*GIVEN DATA*:
[start]

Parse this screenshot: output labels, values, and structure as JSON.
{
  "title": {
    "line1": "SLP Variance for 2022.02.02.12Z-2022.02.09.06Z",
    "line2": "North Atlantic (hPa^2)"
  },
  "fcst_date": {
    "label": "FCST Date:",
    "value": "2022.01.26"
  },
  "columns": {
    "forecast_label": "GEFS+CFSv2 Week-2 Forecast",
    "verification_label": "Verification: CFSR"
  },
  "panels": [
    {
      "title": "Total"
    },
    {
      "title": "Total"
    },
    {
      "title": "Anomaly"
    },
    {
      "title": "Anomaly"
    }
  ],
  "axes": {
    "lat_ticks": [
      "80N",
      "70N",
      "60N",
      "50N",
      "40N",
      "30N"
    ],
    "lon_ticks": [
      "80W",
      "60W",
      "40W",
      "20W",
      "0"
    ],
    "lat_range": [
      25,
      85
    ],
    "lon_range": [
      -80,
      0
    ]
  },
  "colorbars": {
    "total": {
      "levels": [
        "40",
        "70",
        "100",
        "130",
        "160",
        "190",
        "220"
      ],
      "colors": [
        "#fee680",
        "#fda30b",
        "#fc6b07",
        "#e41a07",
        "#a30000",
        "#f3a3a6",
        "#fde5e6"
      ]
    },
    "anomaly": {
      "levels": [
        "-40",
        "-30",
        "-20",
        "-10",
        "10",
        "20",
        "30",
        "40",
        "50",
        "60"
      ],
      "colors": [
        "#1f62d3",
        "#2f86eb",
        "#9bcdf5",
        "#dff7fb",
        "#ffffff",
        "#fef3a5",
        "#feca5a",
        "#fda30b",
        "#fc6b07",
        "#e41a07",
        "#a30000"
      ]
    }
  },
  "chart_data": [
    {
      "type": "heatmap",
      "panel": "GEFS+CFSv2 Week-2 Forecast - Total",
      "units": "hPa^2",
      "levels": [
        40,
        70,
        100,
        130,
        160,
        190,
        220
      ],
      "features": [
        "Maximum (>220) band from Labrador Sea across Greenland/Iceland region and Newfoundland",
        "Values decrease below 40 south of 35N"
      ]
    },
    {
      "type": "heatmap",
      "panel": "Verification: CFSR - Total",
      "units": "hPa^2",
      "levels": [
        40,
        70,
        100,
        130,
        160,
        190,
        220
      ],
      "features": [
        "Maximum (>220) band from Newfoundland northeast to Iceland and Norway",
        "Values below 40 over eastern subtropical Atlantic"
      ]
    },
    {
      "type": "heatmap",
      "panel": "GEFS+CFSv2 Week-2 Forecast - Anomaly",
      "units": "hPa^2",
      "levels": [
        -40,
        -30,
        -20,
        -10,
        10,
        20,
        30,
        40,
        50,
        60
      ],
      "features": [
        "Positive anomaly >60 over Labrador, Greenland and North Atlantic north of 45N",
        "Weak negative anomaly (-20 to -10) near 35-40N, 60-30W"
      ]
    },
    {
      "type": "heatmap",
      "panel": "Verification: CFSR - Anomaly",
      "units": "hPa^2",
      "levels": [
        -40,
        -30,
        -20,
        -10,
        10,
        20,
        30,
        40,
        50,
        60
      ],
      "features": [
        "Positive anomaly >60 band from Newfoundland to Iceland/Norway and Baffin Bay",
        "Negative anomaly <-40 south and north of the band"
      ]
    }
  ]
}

[end]

*AIM OF THE TASK*: Collect from the data above every line that includes "Newfoundland".

*ANSWER FOR THE TASK*:
        "Maximum (>220) band from Labrador Sea across Greenland/Iceland region and Newfoundland",
        "Maximum (>220) band from Newfoundland northeast to Iceland and Norway",
        "Positive anomaly >60 band from Newfoundland to Iceland/Norway and Baffin Bay",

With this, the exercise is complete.